**DATA SUPPLIED**
• • •

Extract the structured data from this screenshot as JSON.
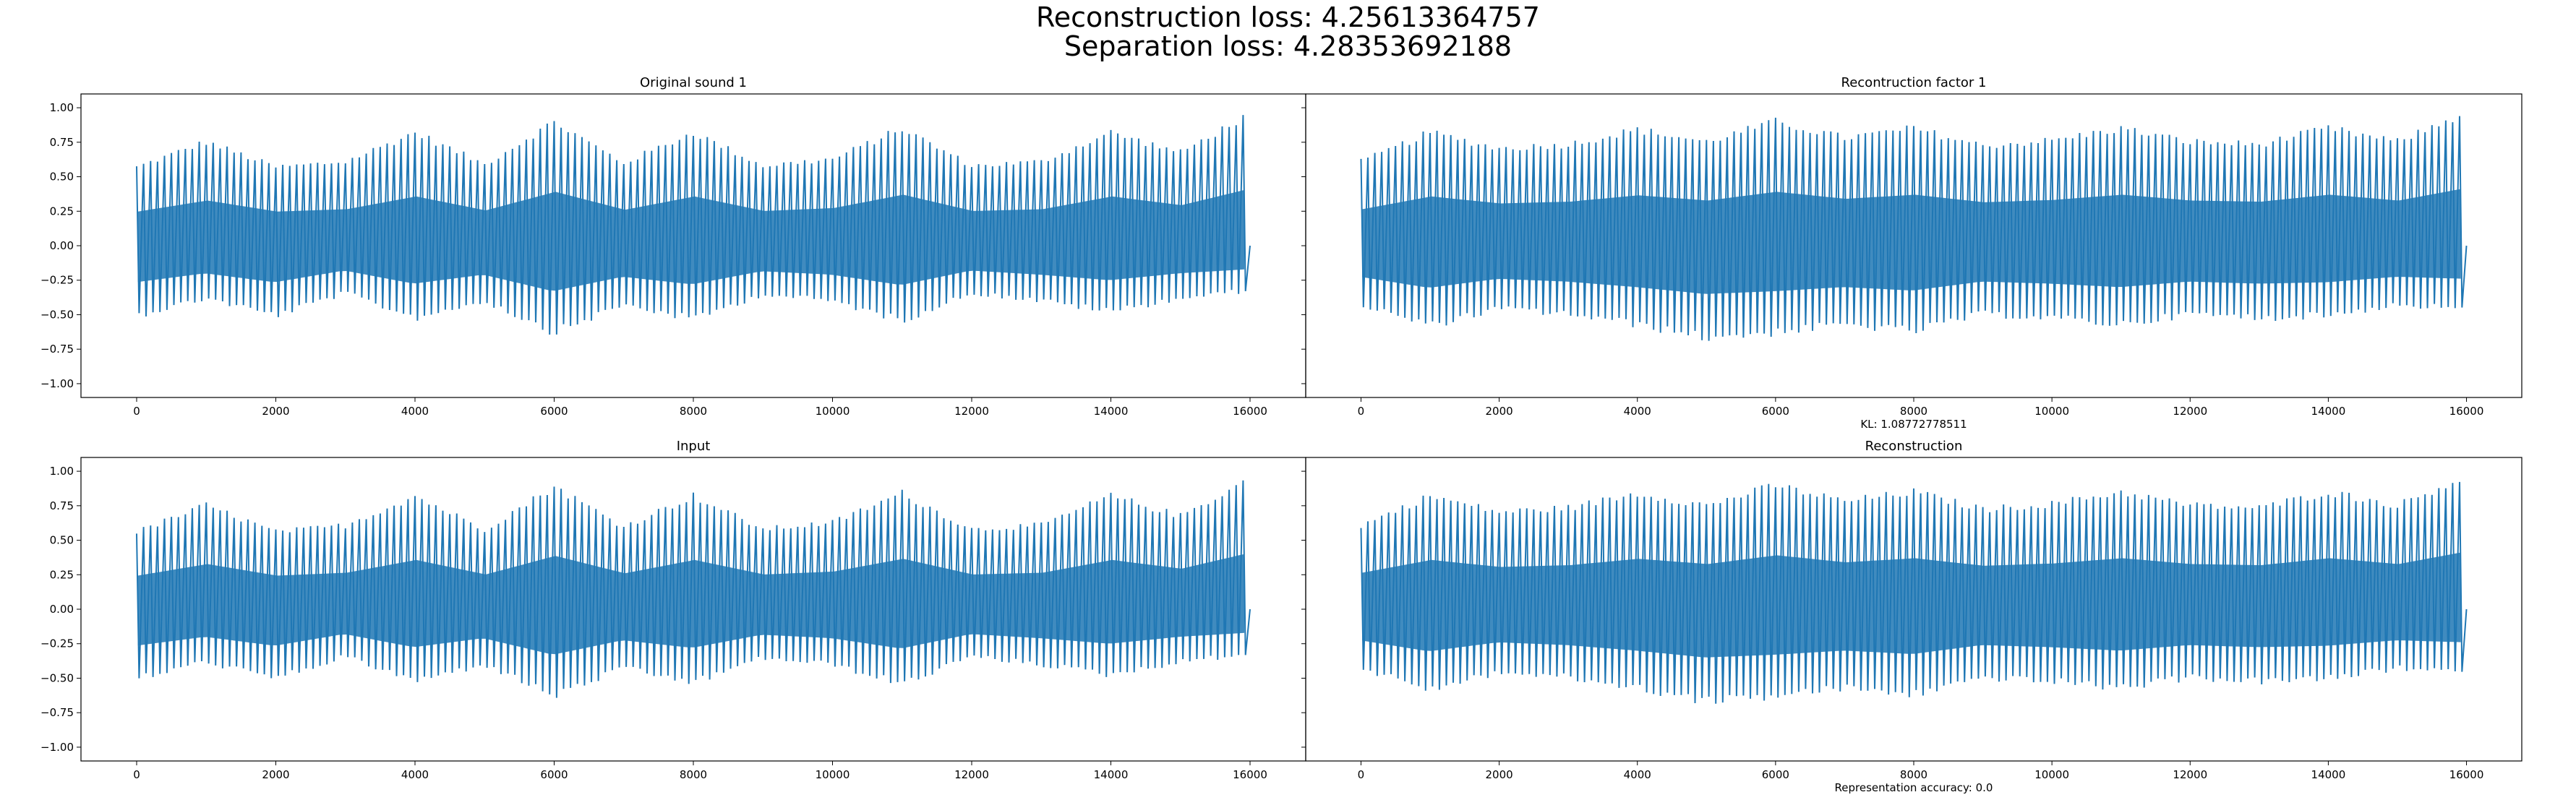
{
  "figure": {
    "suptitle_line1": "Reconstruction loss: 4.25613364757",
    "suptitle_line2": "Separation loss: 4.28353692188"
  },
  "chart_data": [
    {
      "type": "line",
      "title": "Original sound 1",
      "xlabel": "",
      "ylabel": "",
      "note": "",
      "xlim": [
        -800,
        16800
      ],
      "ylim": [
        -1.1,
        1.1
      ],
      "xticks": [
        0,
        2000,
        4000,
        6000,
        8000,
        10000,
        12000,
        14000,
        16000
      ],
      "yticks": [
        -1.0,
        -0.75,
        -0.5,
        -0.25,
        0.0,
        0.25,
        0.5,
        0.75,
        1.0
      ],
      "ytick_labels": [
        "−1.00",
        "−0.75",
        "−0.50",
        "−0.25",
        "0.00",
        "0.25",
        "0.50",
        "0.75",
        "1.00"
      ],
      "grid": false,
      "series": [
        {
          "color": "#1f77b4",
          "x": [
            0,
            1000,
            2000,
            3000,
            4000,
            5000,
            6000,
            7000,
            8000,
            9000,
            10000,
            11000,
            12000,
            13000,
            14000,
            15000,
            16000
          ],
          "upper": [
            0.59,
            0.78,
            0.59,
            0.63,
            0.85,
            0.61,
            0.93,
            0.62,
            0.85,
            0.6,
            0.65,
            0.88,
            0.6,
            0.63,
            0.85,
            0.7,
            0.99
          ],
          "lower": [
            -0.53,
            -0.4,
            -0.53,
            -0.36,
            -0.55,
            -0.42,
            -0.66,
            -0.45,
            -0.56,
            -0.37,
            -0.42,
            -0.57,
            -0.36,
            -0.42,
            -0.5,
            -0.4,
            -0.34
          ]
        }
      ]
    },
    {
      "type": "line",
      "title": "Recontruction factor 1",
      "xlabel": "",
      "ylabel": "",
      "note": "KL: 1.08772778511",
      "xlim": [
        -800,
        16800
      ],
      "ylim": [
        -1.1,
        1.1
      ],
      "xticks": [
        0,
        2000,
        4000,
        6000,
        8000,
        10000,
        12000,
        14000,
        16000
      ],
      "grid": false,
      "series": [
        {
          "color": "#1f77b4",
          "x": [
            0,
            1000,
            2000,
            3000,
            4000,
            5000,
            6000,
            7000,
            8000,
            9000,
            10000,
            11000,
            12000,
            13000,
            14000,
            15000,
            16000
          ],
          "upper": [
            0.63,
            0.85,
            0.73,
            0.76,
            0.87,
            0.78,
            0.93,
            0.81,
            0.88,
            0.75,
            0.79,
            0.88,
            0.78,
            0.76,
            0.88,
            0.78,
            1.0
          ],
          "lower": [
            -0.45,
            -0.61,
            -0.48,
            -0.52,
            -0.6,
            -0.7,
            -0.66,
            -0.6,
            -0.65,
            -0.52,
            -0.55,
            -0.6,
            -0.52,
            -0.55,
            -0.53,
            -0.45,
            -0.48
          ]
        }
      ]
    },
    {
      "type": "line",
      "title": "Input",
      "xlabel": "",
      "ylabel": "",
      "note": "",
      "xlim": [
        -800,
        16800
      ],
      "ylim": [
        -1.1,
        1.1
      ],
      "xticks": [
        0,
        2000,
        4000,
        6000,
        8000,
        10000,
        12000,
        14000,
        16000
      ],
      "yticks": [
        -1.0,
        -0.75,
        -0.5,
        -0.25,
        0.0,
        0.25,
        0.5,
        0.75,
        1.0
      ],
      "ytick_labels": [
        "−1.00",
        "−0.75",
        "−0.50",
        "−0.25",
        "0.00",
        "0.25",
        "0.50",
        "0.75",
        "1.00"
      ],
      "grid": false,
      "series": [
        {
          "color": "#1f77b4",
          "x": [
            0,
            1000,
            2000,
            3000,
            4000,
            5000,
            6000,
            7000,
            8000,
            9000,
            10000,
            11000,
            12000,
            13000,
            14000,
            15000,
            16000
          ],
          "upper": [
            0.58,
            0.78,
            0.58,
            0.63,
            0.85,
            0.6,
            0.92,
            0.62,
            0.85,
            0.6,
            0.65,
            0.87,
            0.6,
            0.63,
            0.85,
            0.7,
            0.98
          ],
          "lower": [
            -0.53,
            -0.4,
            -0.53,
            -0.36,
            -0.55,
            -0.42,
            -0.66,
            -0.45,
            -0.56,
            -0.37,
            -0.42,
            -0.57,
            -0.36,
            -0.42,
            -0.5,
            -0.4,
            -0.34
          ]
        }
      ]
    },
    {
      "type": "line",
      "title": "Reconstruction",
      "xlabel": "",
      "ylabel": "",
      "note": "Representation accuracy: 0.0",
      "xlim": [
        -800,
        16800
      ],
      "ylim": [
        -1.1,
        1.1
      ],
      "xticks": [
        0,
        2000,
        4000,
        6000,
        8000,
        10000,
        12000,
        14000,
        16000
      ],
      "grid": false,
      "series": [
        {
          "color": "#1f77b4",
          "x": [
            0,
            1000,
            2000,
            3000,
            4000,
            5000,
            6000,
            7000,
            8000,
            9000,
            10000,
            11000,
            12000,
            13000,
            14000,
            15000,
            16000
          ],
          "upper": [
            0.63,
            0.85,
            0.73,
            0.76,
            0.87,
            0.78,
            0.93,
            0.81,
            0.88,
            0.75,
            0.79,
            0.88,
            0.78,
            0.76,
            0.88,
            0.78,
            1.0
          ],
          "lower": [
            -0.45,
            -0.61,
            -0.48,
            -0.52,
            -0.6,
            -0.7,
            -0.66,
            -0.6,
            -0.65,
            -0.52,
            -0.55,
            -0.6,
            -0.52,
            -0.55,
            -0.53,
            -0.45,
            -0.48
          ]
        }
      ]
    }
  ]
}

• • •

**INSTRUCTIONS TO FOLLOW**
All the records need to be repeated exactly, with the images dropped.

**RESPONSE TO THIS TASK**
Extract the structured data from this screenshot as JSON.
{
  "figure": {
    "suptitle_line1": "Reconstruction loss: 4.25613364757",
    "suptitle_line2": "Separation loss: 4.28353692188"
  },
  "chart_data": [
    {
      "type": "line",
      "title": "Original sound 1",
      "xlabel": "",
      "ylabel": "",
      "note": "",
      "xlim": [
        -800,
        16800
      ],
      "ylim": [
        -1.1,
        1.1
      ],
      "xticks": [
        0,
        2000,
        4000,
        6000,
        8000,
        10000,
        12000,
        14000,
        16000
      ],
      "yticks": [
        -1.0,
        -0.75,
        -0.5,
        -0.25,
        0.0,
        0.25,
        0.5,
        0.75,
        1.0
      ],
      "ytick_labels": [
        "−1.00",
        "−0.75",
        "−0.50",
        "−0.25",
        "0.00",
        "0.25",
        "0.50",
        "0.75",
        "1.00"
      ],
      "grid": false,
      "series": [
        {
          "color": "#1f77b4",
          "x": [
            0,
            1000,
            2000,
            3000,
            4000,
            5000,
            6000,
            7000,
            8000,
            9000,
            10000,
            11000,
            12000,
            13000,
            14000,
            15000,
            16000
          ],
          "upper": [
            0.59,
            0.78,
            0.59,
            0.63,
            0.85,
            0.61,
            0.93,
            0.62,
            0.85,
            0.6,
            0.65,
            0.88,
            0.6,
            0.63,
            0.85,
            0.7,
            0.99
          ],
          "lower": [
            -0.53,
            -0.4,
            -0.53,
            -0.36,
            -0.55,
            -0.42,
            -0.66,
            -0.45,
            -0.56,
            -0.37,
            -0.42,
            -0.57,
            -0.36,
            -0.42,
            -0.5,
            -0.4,
            -0.34
          ]
        }
      ]
    },
    {
      "type": "line",
      "title": "Recontruction factor 1",
      "xlabel": "",
      "ylabel": "",
      "note": "KL: 1.08772778511",
      "xlim": [
        -800,
        16800
      ],
      "ylim": [
        -1.1,
        1.1
      ],
      "xticks": [
        0,
        2000,
        4000,
        6000,
        8000,
        10000,
        12000,
        14000,
        16000
      ],
      "grid": false,
      "series": [
        {
          "color": "#1f77b4",
          "x": [
            0,
            1000,
            2000,
            3000,
            4000,
            5000,
            6000,
            7000,
            8000,
            9000,
            10000,
            11000,
            12000,
            13000,
            14000,
            15000,
            16000
          ],
          "upper": [
            0.63,
            0.85,
            0.73,
            0.76,
            0.87,
            0.78,
            0.93,
            0.81,
            0.88,
            0.75,
            0.79,
            0.88,
            0.78,
            0.76,
            0.88,
            0.78,
            1.0
          ],
          "lower": [
            -0.45,
            -0.61,
            -0.48,
            -0.52,
            -0.6,
            -0.7,
            -0.66,
            -0.6,
            -0.65,
            -0.52,
            -0.55,
            -0.6,
            -0.52,
            -0.55,
            -0.53,
            -0.45,
            -0.48
          ]
        }
      ]
    },
    {
      "type": "line",
      "title": "Input",
      "xlabel": "",
      "ylabel": "",
      "note": "",
      "xlim": [
        -800,
        16800
      ],
      "ylim": [
        -1.1,
        1.1
      ],
      "xticks": [
        0,
        2000,
        4000,
        6000,
        8000,
        10000,
        12000,
        14000,
        16000
      ],
      "yticks": [
        -1.0,
        -0.75,
        -0.5,
        -0.25,
        0.0,
        0.25,
        0.5,
        0.75,
        1.0
      ],
      "ytick_labels": [
        "−1.00",
        "−0.75",
        "−0.50",
        "−0.25",
        "0.00",
        "0.25",
        "0.50",
        "0.75",
        "1.00"
      ],
      "grid": false,
      "series": [
        {
          "color": "#1f77b4",
          "x": [
            0,
            1000,
            2000,
            3000,
            4000,
            5000,
            6000,
            7000,
            8000,
            9000,
            10000,
            11000,
            12000,
            13000,
            14000,
            15000,
            16000
          ],
          "upper": [
            0.58,
            0.78,
            0.58,
            0.63,
            0.85,
            0.6,
            0.92,
            0.62,
            0.85,
            0.6,
            0.65,
            0.87,
            0.6,
            0.63,
            0.85,
            0.7,
            0.98
          ],
          "lower": [
            -0.53,
            -0.4,
            -0.53,
            -0.36,
            -0.55,
            -0.42,
            -0.66,
            -0.45,
            -0.56,
            -0.37,
            -0.42,
            -0.57,
            -0.36,
            -0.42,
            -0.5,
            -0.4,
            -0.34
          ]
        }
      ]
    },
    {
      "type": "line",
      "title": "Reconstruction",
      "xlabel": "",
      "ylabel": "",
      "note": "Representation accuracy: 0.0",
      "xlim": [
        -800,
        16800
      ],
      "ylim": [
        -1.1,
        1.1
      ],
      "xticks": [
        0,
        2000,
        4000,
        6000,
        8000,
        10000,
        12000,
        14000,
        16000
      ],
      "grid": false,
      "series": [
        {
          "color": "#1f77b4",
          "x": [
            0,
            1000,
            2000,
            3000,
            4000,
            5000,
            6000,
            7000,
            8000,
            9000,
            10000,
            11000,
            12000,
            13000,
            14000,
            15000,
            16000
          ],
          "upper": [
            0.63,
            0.85,
            0.73,
            0.76,
            0.87,
            0.78,
            0.93,
            0.81,
            0.88,
            0.75,
            0.79,
            0.88,
            0.78,
            0.76,
            0.88,
            0.78,
            1.0
          ],
          "lower": [
            -0.45,
            -0.61,
            -0.48,
            -0.52,
            -0.6,
            -0.7,
            -0.66,
            -0.6,
            -0.65,
            -0.52,
            -0.55,
            -0.6,
            -0.52,
            -0.55,
            -0.53,
            -0.45,
            -0.48
          ]
        }
      ]
    }
  ]
}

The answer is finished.